Please report each line below that contains the word "Investor".
=== ENTRIES ===
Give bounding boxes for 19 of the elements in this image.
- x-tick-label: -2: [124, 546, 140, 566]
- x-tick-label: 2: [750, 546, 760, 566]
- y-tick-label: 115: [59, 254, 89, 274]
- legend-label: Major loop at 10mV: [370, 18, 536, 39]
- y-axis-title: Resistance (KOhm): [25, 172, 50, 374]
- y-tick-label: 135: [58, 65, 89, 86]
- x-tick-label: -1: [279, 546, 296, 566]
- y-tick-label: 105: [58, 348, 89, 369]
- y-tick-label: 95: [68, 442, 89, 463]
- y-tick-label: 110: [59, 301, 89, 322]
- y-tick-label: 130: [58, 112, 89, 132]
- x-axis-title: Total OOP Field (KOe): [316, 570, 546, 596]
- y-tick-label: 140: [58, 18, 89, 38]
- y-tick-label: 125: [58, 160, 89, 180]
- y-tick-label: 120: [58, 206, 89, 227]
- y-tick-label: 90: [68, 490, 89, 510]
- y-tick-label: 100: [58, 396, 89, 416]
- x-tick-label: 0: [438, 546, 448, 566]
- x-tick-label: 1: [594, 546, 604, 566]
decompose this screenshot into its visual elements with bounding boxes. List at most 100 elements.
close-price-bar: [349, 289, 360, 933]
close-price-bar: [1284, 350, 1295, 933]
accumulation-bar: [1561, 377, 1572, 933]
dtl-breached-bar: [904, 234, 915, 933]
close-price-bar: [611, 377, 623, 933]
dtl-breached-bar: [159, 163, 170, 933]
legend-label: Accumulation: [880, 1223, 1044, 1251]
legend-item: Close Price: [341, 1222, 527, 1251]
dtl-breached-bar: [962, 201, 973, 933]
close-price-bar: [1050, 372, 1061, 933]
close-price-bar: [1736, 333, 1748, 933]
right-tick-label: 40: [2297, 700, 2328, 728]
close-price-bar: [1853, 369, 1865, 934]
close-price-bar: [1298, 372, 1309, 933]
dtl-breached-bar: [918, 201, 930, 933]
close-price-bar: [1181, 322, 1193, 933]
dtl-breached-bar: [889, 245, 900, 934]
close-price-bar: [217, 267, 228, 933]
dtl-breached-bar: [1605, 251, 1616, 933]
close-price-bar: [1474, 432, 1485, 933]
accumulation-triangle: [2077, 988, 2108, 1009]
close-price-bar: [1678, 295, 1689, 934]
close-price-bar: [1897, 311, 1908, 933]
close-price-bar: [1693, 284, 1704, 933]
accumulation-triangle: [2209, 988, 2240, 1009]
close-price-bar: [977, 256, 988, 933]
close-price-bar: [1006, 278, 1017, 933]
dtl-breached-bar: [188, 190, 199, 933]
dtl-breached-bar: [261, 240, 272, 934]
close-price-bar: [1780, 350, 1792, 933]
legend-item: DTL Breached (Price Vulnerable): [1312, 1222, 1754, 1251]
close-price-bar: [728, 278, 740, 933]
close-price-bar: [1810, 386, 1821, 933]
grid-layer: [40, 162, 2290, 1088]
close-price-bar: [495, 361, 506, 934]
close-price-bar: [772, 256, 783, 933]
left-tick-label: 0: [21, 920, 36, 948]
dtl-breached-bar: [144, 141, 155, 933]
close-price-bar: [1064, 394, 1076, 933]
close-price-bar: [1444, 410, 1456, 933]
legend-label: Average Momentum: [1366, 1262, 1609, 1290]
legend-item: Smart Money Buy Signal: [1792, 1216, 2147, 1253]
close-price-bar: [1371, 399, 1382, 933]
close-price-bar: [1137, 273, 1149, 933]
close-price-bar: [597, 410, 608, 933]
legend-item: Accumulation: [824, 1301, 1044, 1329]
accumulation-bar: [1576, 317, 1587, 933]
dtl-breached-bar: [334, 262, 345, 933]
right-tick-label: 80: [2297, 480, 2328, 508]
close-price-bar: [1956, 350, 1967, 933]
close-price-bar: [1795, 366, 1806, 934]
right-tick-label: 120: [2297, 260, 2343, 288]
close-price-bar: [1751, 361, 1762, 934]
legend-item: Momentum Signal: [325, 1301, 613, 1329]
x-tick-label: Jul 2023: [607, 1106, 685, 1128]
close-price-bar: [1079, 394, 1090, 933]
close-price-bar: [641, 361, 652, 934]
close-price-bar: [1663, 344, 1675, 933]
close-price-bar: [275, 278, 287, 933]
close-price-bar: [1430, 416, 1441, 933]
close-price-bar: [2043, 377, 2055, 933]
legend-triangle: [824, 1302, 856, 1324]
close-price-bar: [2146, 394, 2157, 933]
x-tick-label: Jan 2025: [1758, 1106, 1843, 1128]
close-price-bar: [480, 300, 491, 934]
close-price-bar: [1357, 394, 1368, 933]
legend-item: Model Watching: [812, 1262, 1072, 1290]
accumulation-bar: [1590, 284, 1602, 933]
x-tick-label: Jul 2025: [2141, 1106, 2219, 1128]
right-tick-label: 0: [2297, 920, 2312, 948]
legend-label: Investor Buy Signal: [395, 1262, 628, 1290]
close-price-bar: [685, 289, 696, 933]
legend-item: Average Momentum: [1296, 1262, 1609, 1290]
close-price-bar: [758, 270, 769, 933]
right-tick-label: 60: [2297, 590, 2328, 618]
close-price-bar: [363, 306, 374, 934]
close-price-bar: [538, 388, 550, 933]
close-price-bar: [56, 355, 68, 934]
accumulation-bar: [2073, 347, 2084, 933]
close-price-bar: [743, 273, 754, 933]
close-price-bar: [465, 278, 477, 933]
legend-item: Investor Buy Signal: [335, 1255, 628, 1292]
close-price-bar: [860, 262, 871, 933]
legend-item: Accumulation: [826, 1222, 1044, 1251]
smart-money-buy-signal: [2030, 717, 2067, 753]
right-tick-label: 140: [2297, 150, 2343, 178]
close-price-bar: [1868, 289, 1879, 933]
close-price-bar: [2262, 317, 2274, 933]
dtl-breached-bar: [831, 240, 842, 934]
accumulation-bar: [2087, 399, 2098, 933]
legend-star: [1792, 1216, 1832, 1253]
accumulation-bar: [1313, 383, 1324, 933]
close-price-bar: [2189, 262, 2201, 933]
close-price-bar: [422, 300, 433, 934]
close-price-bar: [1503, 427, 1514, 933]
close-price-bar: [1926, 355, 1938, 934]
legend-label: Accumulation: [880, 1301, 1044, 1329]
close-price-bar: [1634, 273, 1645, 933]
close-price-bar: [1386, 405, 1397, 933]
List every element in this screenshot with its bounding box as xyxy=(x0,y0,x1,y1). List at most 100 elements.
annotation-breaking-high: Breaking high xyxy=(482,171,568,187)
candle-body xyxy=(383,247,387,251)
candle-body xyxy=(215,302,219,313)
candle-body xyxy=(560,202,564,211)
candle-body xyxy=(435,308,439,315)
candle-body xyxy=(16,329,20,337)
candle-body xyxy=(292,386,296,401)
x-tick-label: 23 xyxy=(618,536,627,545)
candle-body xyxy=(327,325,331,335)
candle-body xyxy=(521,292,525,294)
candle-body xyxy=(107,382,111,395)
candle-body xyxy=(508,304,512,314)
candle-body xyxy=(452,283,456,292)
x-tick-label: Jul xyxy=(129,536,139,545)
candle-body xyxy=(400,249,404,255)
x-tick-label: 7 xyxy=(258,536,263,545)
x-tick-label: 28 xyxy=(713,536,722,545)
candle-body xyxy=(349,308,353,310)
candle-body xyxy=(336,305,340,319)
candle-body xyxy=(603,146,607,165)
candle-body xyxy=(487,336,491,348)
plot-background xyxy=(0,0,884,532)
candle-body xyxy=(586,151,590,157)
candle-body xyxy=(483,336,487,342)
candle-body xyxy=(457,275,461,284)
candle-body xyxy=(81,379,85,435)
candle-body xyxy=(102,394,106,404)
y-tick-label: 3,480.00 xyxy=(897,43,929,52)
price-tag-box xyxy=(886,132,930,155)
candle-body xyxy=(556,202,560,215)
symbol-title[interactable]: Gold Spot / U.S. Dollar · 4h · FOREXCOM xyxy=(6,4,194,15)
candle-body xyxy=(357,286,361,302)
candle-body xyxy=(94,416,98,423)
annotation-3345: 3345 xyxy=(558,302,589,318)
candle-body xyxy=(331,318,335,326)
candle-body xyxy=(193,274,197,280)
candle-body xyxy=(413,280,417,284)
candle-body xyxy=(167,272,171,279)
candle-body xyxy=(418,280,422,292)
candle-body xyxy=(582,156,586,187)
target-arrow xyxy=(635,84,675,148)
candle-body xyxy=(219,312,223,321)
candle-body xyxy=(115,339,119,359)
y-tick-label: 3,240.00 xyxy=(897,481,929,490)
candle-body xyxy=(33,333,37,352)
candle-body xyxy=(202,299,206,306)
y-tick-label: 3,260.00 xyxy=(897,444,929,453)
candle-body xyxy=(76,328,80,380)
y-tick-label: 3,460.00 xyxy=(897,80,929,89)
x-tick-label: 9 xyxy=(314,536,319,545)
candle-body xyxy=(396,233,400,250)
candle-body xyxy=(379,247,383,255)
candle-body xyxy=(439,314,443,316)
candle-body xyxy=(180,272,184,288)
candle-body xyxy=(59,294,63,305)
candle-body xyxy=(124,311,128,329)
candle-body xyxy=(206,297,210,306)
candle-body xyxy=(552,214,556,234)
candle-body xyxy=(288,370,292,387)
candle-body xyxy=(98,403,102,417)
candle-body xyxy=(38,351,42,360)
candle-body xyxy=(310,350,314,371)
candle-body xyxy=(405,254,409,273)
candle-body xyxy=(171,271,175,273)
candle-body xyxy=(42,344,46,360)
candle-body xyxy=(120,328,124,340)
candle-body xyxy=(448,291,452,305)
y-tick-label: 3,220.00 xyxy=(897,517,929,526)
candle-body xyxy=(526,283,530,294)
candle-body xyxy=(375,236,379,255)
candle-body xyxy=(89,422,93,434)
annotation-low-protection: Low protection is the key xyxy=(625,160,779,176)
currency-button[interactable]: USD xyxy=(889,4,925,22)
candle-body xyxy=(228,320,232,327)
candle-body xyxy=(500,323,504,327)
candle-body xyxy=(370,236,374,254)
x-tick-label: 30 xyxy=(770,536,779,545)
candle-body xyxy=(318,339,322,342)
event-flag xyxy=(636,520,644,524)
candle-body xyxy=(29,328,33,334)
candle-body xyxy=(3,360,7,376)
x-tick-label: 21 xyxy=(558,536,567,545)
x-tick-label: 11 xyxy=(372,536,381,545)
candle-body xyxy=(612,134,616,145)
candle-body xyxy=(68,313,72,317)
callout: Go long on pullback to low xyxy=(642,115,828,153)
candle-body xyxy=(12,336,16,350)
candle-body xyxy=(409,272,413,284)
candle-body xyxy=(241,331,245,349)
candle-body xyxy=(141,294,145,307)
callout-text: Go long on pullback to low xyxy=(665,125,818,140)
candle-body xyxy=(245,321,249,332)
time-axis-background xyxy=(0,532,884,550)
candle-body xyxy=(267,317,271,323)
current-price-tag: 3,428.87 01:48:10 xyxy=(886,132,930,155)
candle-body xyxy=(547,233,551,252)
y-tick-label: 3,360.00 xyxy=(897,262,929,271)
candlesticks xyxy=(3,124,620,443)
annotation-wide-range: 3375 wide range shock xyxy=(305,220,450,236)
===
### ANSWER TO THIS EXERCISE
legend-label: Investor Buy Signal: [395, 1262, 628, 1290]
legend-item: Investor Buy Signal: [335, 1255, 628, 1292]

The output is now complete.